## Problem statement
For the material that follows, list every line containing the word "assistant".

Stored records:
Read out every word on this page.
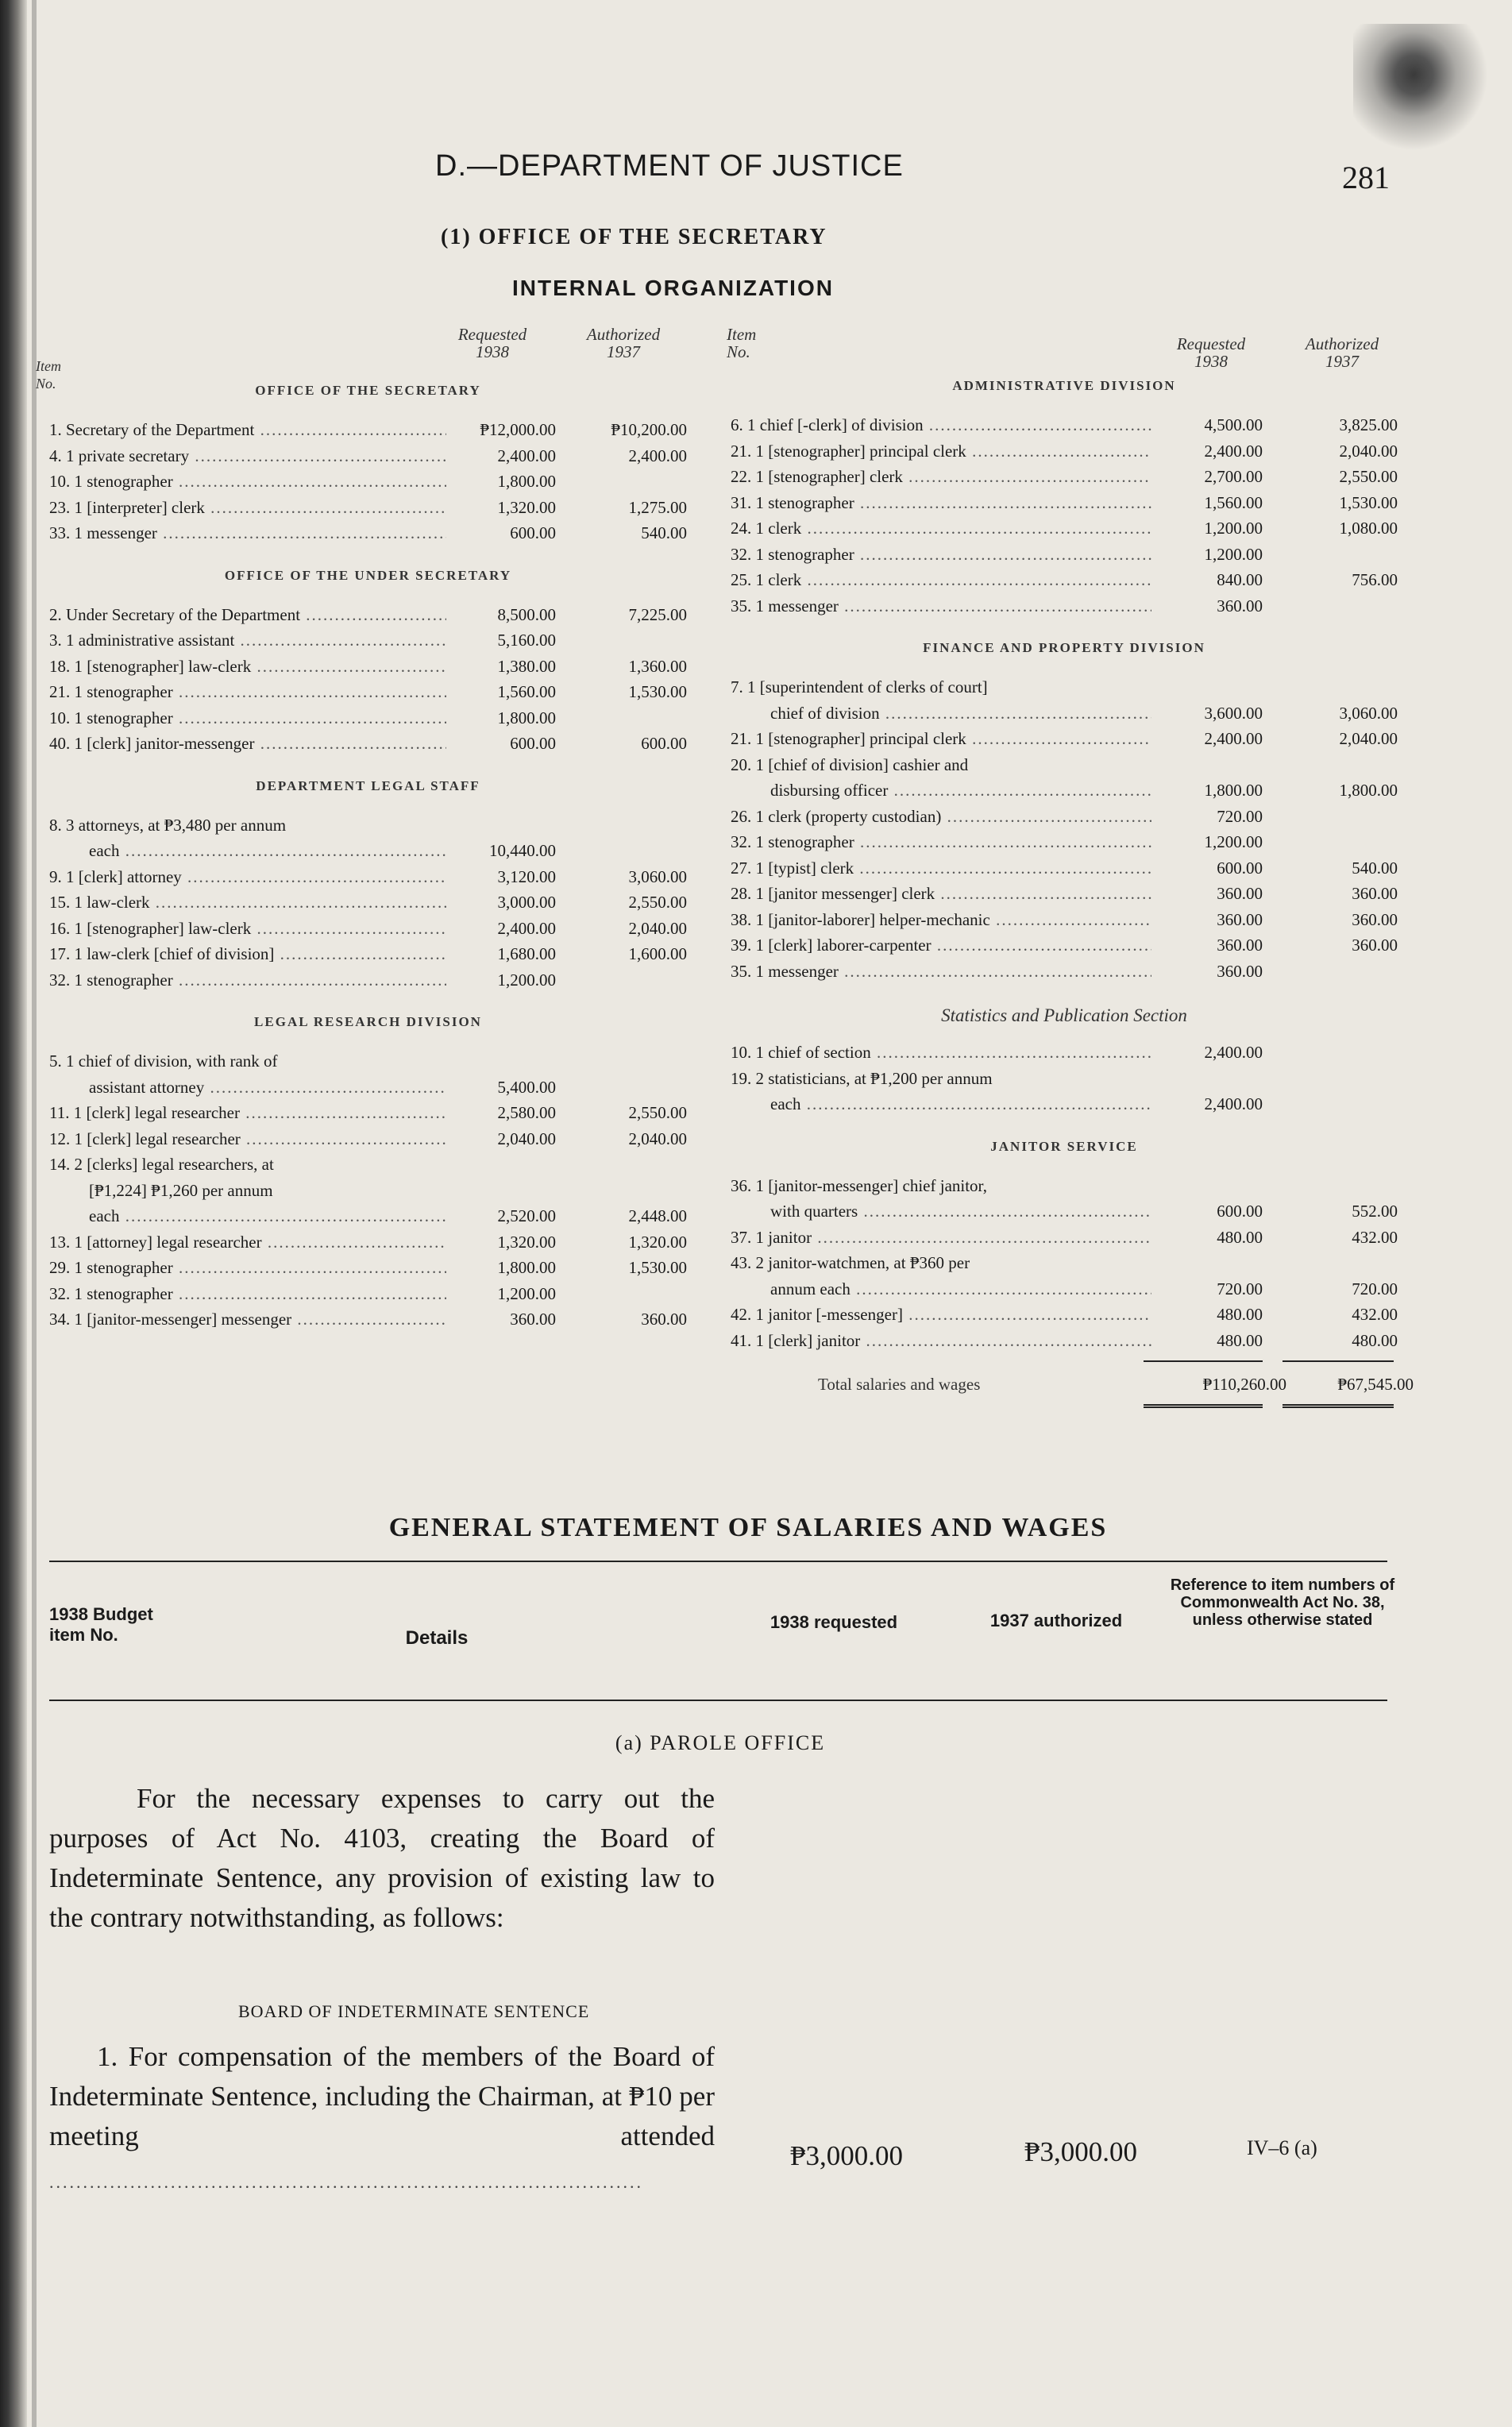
D.—DEPARTMENT OF JUSTICE	281
(1) OFFICE OF THE SECRETARY
INTERNAL ORGANIZATION
Item
No.
Requested
1938
Authorized
1937
Item
No.	Requested
1938
Authorized
1937
OFFICE OF THE SECRETARY
1. Secretary of the Department .....	₱12,000.00	₱10,200.00
4. 1 private secretary .....	2,400.00	2,400.00
10. 1 stenographer .....	1,800.00
23. 1 [interpreter] clerk .....	1,320.00	1,275.00
33. 1 messenger .....	600.00	540.00
OFFICE OF THE UNDER SECRETARY
2. Under Secretary of the Department .....	8,500.00	7,225.00
3. 1 administrative assistant .....	5,160.00
18. 1 [stenographer] law-clerk .....	1,380.00	1,360.00
21. 1 stenographer .....	1,560.00	1,530.00
10. 1 stenographer .....	1,800.00
40. 1 [clerk] janitor-messenger .....	600.00	600.00
DEPARTMENT LEGAL STAFF
8. 3 attorneys, at ₱3,480 per annum
each .....	10,440.00
9. 1 [clerk] attorney .....	3,120.00	3,060.00
15. 1 law-clerk .....	3,000.00	2,550.00
16. 1 [stenographer] law-clerk .....	2,400.00	2,040.00
17. 1 law-clerk [chief of division] .....	1,680.00	1,600.00
32. 1 stenographer .....	1,200.00
LEGAL RESEARCH DIVISION
5. 1 chief of division, with rank of
assistant attorney .....	5,400.00
11. 1 [clerk] legal researcher .....	2,580.00	2,550.00
12. 1 [clerk] legal researcher .....	2,040.00	2,040.00
14. 2 [clerks] legal researchers, at
[₱1,224] ₱1,260 per annum
each .....	2,520.00	2,448.00
13. 1 [attorney] legal researcher .....	1,320.00	1,320.00
29. 1 stenographer .....	1,800.00	1,530.00
32. 1 stenographer .....	1,200.00
34. 1 [janitor-messenger] messenger .....	360.00	360.00
ADMINISTRATIVE DIVISION
6. 1 chief [-clerk] of division .....	4,500.00	3,825.00
21. 1 [stenographer] principal clerk .....	2,400.00	2,040.00
22. 1 [stenographer] clerk .....	2,700.00	2,550.00
31. 1 stenographer .....	1,560.00	1,530.00
24. 1 clerk .....	1,200.00	1,080.00
32. 1 stenographer .....	1,200.00
25. 1 clerk .....	840.00	756.00
35. 1 messenger .....	360.00
FINANCE AND PROPERTY DIVISION
7. 1 [superintendent of clerks of court]
chief of division .....	3,600.00	3,060.00
21. 1 [stenographer] principal clerk .....	2,400.00	2,040.00
20. 1 [chief of division] cashier and
disbursing officer .....	1,800.00	1,800.00
26. 1 clerk (property custodian) .....	720.00
32. 1 stenographer .....	1,200.00
27. 1 [typist] clerk .....	600.00	540.00
28. 1 [janitor messenger] clerk .....	360.00	360.00
38. 1 [janitor-laborer] helper-mechanic .....	360.00	360.00
39. 1 [clerk] laborer-carpenter .....	360.00	360.00
35. 1 messenger .....	360.00
Statistics and Publication Section
10. 1 chief of section .....	2,400.00
19. 2 statisticians, at ₱1,200 per annum
each .....	2,400.00
JANITOR SERVICE
36. 1 [janitor-messenger] chief janitor,
with quarters .....	600.00	552.00
37. 1 janitor .....	480.00	432.00
43. 2 janitor-watchmen, at ₱360 per
annum each .....	720.00	720.00
42. 1 janitor [-messenger] .....	480.00	432.00
41. 1 [clerk] janitor .....	480.00	480.00
Total salaries and wages	₱110,260.00	₱67,545.00
GENERAL STATEMENT OF SALARIES AND WAGES
1938 Budget item No.	Details
1938 requested	1937 authorized
Reference to item numbers of Commonwealth Act No. 38, unless otherwise stated
(a) PAROLE OFFICE
For the necessary expenses to carry out the purposes of Act No. 4103, creating the Board of Indeterminate Sentence, any provision of existing law to the contrary notwithstanding, as follows:
BOARD OF INDETERMINATE SENTENCE
1. For compensation of the members of the Board of Indeterminate Sentence, including the Chairman, at ₱10 per meeting attended .....
₱3,000.00	₱3,000.00	IV–6 (a)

## Result below
3. 1 administrative assistant .....	5,160.00
assistant attorney .....	5,400.00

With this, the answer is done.